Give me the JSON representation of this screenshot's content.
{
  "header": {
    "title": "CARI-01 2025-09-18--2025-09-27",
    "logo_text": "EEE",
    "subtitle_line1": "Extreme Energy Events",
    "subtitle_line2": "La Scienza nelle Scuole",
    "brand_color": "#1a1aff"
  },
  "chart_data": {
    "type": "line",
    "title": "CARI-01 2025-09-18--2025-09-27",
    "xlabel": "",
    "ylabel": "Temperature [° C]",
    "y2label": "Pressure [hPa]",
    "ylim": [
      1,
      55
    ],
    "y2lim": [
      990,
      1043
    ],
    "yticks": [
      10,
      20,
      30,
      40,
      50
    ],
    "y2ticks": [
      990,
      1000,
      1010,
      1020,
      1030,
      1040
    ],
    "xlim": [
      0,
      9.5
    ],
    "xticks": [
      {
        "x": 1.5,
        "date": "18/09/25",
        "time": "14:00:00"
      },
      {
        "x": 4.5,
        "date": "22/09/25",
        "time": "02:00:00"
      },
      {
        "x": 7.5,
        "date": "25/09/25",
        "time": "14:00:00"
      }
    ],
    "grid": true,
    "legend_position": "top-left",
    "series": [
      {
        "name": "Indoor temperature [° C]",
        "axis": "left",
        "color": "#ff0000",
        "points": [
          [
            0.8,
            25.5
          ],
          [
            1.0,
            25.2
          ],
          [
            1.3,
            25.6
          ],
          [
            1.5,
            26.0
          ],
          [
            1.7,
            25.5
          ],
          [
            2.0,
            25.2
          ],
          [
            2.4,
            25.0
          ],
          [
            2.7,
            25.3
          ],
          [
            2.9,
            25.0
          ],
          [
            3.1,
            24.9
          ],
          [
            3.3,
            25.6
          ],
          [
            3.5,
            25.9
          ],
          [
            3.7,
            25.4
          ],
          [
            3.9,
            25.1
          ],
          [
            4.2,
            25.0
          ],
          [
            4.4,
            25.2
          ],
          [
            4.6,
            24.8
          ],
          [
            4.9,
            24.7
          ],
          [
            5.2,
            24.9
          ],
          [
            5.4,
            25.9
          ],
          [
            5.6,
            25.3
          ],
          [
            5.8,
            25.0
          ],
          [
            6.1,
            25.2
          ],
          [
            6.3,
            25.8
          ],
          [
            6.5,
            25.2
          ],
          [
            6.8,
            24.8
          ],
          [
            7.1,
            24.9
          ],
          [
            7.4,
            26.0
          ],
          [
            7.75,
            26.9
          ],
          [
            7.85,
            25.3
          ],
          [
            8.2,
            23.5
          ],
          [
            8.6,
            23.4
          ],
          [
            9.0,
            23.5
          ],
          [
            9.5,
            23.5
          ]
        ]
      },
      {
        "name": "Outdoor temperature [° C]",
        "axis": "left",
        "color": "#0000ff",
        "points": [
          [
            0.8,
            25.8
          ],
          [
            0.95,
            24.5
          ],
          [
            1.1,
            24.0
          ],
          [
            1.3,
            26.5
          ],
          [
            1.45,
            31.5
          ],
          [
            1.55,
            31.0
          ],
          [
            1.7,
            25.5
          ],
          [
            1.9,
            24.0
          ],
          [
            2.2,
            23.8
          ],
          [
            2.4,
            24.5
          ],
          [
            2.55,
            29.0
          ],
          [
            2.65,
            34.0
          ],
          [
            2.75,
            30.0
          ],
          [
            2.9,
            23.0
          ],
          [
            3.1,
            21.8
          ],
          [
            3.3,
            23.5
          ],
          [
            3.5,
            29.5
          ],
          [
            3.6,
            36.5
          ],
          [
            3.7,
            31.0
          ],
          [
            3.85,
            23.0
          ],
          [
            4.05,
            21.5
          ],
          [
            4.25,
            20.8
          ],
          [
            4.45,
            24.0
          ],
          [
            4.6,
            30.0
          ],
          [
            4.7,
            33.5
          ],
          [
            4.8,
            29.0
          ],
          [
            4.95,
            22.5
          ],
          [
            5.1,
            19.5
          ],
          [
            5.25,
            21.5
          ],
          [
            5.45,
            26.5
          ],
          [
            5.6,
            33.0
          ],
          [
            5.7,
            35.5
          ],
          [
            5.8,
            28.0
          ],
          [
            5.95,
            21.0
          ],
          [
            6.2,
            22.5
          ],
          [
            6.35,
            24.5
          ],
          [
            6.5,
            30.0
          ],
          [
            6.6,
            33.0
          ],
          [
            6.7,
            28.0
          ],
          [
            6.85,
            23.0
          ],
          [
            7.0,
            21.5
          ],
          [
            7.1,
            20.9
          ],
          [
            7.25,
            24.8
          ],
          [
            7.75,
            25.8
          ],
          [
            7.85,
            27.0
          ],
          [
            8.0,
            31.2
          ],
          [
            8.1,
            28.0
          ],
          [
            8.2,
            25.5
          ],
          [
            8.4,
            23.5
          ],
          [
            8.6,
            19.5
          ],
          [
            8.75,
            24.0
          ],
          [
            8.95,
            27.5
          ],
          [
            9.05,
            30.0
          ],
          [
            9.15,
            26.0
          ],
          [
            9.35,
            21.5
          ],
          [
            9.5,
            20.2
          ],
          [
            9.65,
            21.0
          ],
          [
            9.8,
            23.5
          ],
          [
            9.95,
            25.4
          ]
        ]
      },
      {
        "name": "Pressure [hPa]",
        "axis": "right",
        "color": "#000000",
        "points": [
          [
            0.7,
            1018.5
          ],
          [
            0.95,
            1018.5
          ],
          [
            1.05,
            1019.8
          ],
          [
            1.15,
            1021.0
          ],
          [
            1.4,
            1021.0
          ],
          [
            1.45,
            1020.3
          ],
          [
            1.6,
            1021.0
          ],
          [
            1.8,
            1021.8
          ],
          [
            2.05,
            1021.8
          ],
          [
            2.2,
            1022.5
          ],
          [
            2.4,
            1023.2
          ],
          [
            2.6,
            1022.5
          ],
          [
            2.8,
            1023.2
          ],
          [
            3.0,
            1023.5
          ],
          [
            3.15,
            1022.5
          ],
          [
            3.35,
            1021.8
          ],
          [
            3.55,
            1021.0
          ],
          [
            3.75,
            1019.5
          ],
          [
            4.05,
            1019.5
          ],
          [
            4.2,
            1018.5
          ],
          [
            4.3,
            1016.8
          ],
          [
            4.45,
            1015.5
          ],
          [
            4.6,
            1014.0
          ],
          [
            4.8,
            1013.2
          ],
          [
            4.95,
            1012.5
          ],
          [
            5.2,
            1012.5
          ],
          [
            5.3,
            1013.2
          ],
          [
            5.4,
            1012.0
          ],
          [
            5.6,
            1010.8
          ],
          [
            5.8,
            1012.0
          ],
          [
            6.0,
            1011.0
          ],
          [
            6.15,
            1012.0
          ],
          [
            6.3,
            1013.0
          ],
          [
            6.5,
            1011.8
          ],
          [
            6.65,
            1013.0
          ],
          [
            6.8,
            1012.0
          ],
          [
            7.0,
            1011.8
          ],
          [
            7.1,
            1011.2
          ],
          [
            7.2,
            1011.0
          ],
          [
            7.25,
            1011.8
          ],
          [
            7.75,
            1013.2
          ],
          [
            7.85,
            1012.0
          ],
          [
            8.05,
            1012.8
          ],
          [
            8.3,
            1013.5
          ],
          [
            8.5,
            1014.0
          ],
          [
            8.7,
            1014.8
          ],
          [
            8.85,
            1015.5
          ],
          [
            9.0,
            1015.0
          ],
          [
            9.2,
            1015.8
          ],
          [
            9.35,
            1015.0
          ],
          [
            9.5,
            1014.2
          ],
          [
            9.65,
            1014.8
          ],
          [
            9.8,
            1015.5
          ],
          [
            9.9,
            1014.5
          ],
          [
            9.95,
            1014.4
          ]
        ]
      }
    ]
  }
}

______________________________

EXERCISE DESCRIPTION: Nothing in the listing may be changed; retype it all exactly.

SOLUTION FOR THIS PROBLEM:
Give me the JSON representation of this screenshot's content.
{
  "header": {
    "title": "CARI-01 2025-09-18--2025-09-27",
    "logo_text": "EEE",
    "subtitle_line1": "Extreme Energy Events",
    "subtitle_line2": "La Scienza nelle Scuole",
    "brand_color": "#1a1aff"
  },
  "chart_data": {
    "type": "line",
    "title": "CARI-01 2025-09-18--2025-09-27",
    "xlabel": "",
    "ylabel": "Temperature [° C]",
    "y2label": "Pressure [hPa]",
    "ylim": [
      1,
      55
    ],
    "y2lim": [
      990,
      1043
    ],
    "yticks": [
      10,
      20,
      30,
      40,
      50
    ],
    "y2ticks": [
      990,
      1000,
      1010,
      1020,
      1030,
      1040
    ],
    "xlim": [
      0,
      9.5
    ],
    "xticks": [
      {
        "x": 1.5,
        "date": "18/09/25",
        "time": "14:00:00"
      },
      {
        "x": 4.5,
        "date": "22/09/25",
        "time": "02:00:00"
      },
      {
        "x": 7.5,
        "date": "25/09/25",
        "time": "14:00:00"
      }
    ],
    "grid": true,
    "legend_position": "top-left",
    "series": [
      {
        "name": "Indoor temperature [° C]",
        "axis": "left",
        "color": "#ff0000",
        "points": [
          [
            0.8,
            25.5
          ],
          [
            1.0,
            25.2
          ],
          [
            1.3,
            25.6
          ],
          [
            1.5,
            26.0
          ],
          [
            1.7,
            25.5
          ],
          [
            2.0,
            25.2
          ],
          [
            2.4,
            25.0
          ],
          [
            2.7,
            25.3
          ],
          [
            2.9,
            25.0
          ],
          [
            3.1,
            24.9
          ],
          [
            3.3,
            25.6
          ],
          [
            3.5,
            25.9
          ],
          [
            3.7,
            25.4
          ],
          [
            3.9,
            25.1
          ],
          [
            4.2,
            25.0
          ],
          [
            4.4,
            25.2
          ],
          [
            4.6,
            24.8
          ],
          [
            4.9,
            24.7
          ],
          [
            5.2,
            24.9
          ],
          [
            5.4,
            25.9
          ],
          [
            5.6,
            25.3
          ],
          [
            5.8,
            25.0
          ],
          [
            6.1,
            25.2
          ],
          [
            6.3,
            25.8
          ],
          [
            6.5,
            25.2
          ],
          [
            6.8,
            24.8
          ],
          [
            7.1,
            24.9
          ],
          [
            7.4,
            26.0
          ],
          [
            7.75,
            26.9
          ],
          [
            7.85,
            25.3
          ],
          [
            8.2,
            23.5
          ],
          [
            8.6,
            23.4
          ],
          [
            9.0,
            23.5
          ],
          [
            9.5,
            23.5
          ]
        ]
      },
      {
        "name": "Outdoor temperature [° C]",
        "axis": "left",
        "color": "#0000ff",
        "points": [
          [
            0.8,
            25.8
          ],
          [
            0.95,
            24.5
          ],
          [
            1.1,
            24.0
          ],
          [
            1.3,
            26.5
          ],
          [
            1.45,
            31.5
          ],
          [
            1.55,
            31.0
          ],
          [
            1.7,
            25.5
          ],
          [
            1.9,
            24.0
          ],
          [
            2.2,
            23.8
          ],
          [
            2.4,
            24.5
          ],
          [
            2.55,
            29.0
          ],
          [
            2.65,
            34.0
          ],
          [
            2.75,
            30.0
          ],
          [
            2.9,
            23.0
          ],
          [
            3.1,
            21.8
          ],
          [
            3.3,
            23.5
          ],
          [
            3.5,
            29.5
          ],
          [
            3.6,
            36.5
          ],
          [
            3.7,
            31.0
          ],
          [
            3.85,
            23.0
          ],
          [
            4.05,
            21.5
          ],
          [
            4.25,
            20.8
          ],
          [
            4.45,
            24.0
          ],
          [
            4.6,
            30.0
          ],
          [
            4.7,
            33.5
          ],
          [
            4.8,
            29.0
          ],
          [
            4.95,
            22.5
          ],
          [
            5.1,
            19.5
          ],
          [
            5.25,
            21.5
          ],
          [
            5.45,
            26.5
          ],
          [
            5.6,
            33.0
          ],
          [
            5.7,
            35.5
          ],
          [
            5.8,
            28.0
          ],
          [
            5.95,
            21.0
          ],
          [
            6.2,
            22.5
          ],
          [
            6.35,
            24.5
          ],
          [
            6.5,
            30.0
          ],
          [
            6.6,
            33.0
          ],
          [
            6.7,
            28.0
          ],
          [
            6.85,
            23.0
          ],
          [
            7.0,
            21.5
          ],
          [
            7.1,
            20.9
          ],
          [
            7.25,
            24.8
          ],
          [
            7.75,
            25.8
          ],
          [
            7.85,
            27.0
          ],
          [
            8.0,
            31.2
          ],
          [
            8.1,
            28.0
          ],
          [
            8.2,
            25.5
          ],
          [
            8.4,
            23.5
          ],
          [
            8.6,
            19.5
          ],
          [
            8.75,
            24.0
          ],
          [
            8.95,
            27.5
          ],
          [
            9.05,
            30.0
          ],
          [
            9.15,
            26.0
          ],
          [
            9.35,
            21.5
          ],
          [
            9.5,
            20.2
          ],
          [
            9.65,
            21.0
          ],
          [
            9.8,
            23.5
          ],
          [
            9.95,
            25.4
          ]
        ]
      },
      {
        "name": "Pressure [hPa]",
        "axis": "right",
        "color": "#000000",
        "points": [
          [
            0.7,
            1018.5
          ],
          [
            0.95,
            1018.5
          ],
          [
            1.05,
            1019.8
          ],
          [
            1.15,
            1021.0
          ],
          [
            1.4,
            1021.0
          ],
          [
            1.45,
            1020.3
          ],
          [
            1.6,
            1021.0
          ],
          [
            1.8,
            1021.8
          ],
          [
            2.05,
            1021.8
          ],
          [
            2.2,
            1022.5
          ],
          [
            2.4,
            1023.2
          ],
          [
            2.6,
            1022.5
          ],
          [
            2.8,
            1023.2
          ],
          [
            3.0,
            1023.5
          ],
          [
            3.15,
            1022.5
          ],
          [
            3.35,
            1021.8
          ],
          [
            3.55,
            1021.0
          ],
          [
            3.75,
            1019.5
          ],
          [
            4.05,
            1019.5
          ],
          [
            4.2,
            1018.5
          ],
          [
            4.3,
            1016.8
          ],
          [
            4.45,
            1015.5
          ],
          [
            4.6,
            1014.0
          ],
          [
            4.8,
            1013.2
          ],
          [
            4.95,
            1012.5
          ],
          [
            5.2,
            1012.5
          ],
          [
            5.3,
            1013.2
          ],
          [
            5.4,
            1012.0
          ],
          [
            5.6,
            1010.8
          ],
          [
            5.8,
            1012.0
          ],
          [
            6.0,
            1011.0
          ],
          [
            6.15,
            1012.0
          ],
          [
            6.3,
            1013.0
          ],
          [
            6.5,
            1011.8
          ],
          [
            6.65,
            1013.0
          ],
          [
            6.8,
            1012.0
          ],
          [
            7.0,
            1011.8
          ],
          [
            7.1,
            1011.2
          ],
          [
            7.2,
            1011.0
          ],
          [
            7.25,
            1011.8
          ],
          [
            7.75,
            1013.2
          ],
          [
            7.85,
            1012.0
          ],
          [
            8.05,
            1012.8
          ],
          [
            8.3,
            1013.5
          ],
          [
            8.5,
            1014.0
          ],
          [
            8.7,
            1014.8
          ],
          [
            8.85,
            1015.5
          ],
          [
            9.0,
            1015.0
          ],
          [
            9.2,
            1015.8
          ],
          [
            9.35,
            1015.0
          ],
          [
            9.5,
            1014.2
          ],
          [
            9.65,
            1014.8
          ],
          [
            9.8,
            1015.5
          ],
          [
            9.9,
            1014.5
          ],
          [
            9.95,
            1014.4
          ]
        ]
      }
    ]
  }
}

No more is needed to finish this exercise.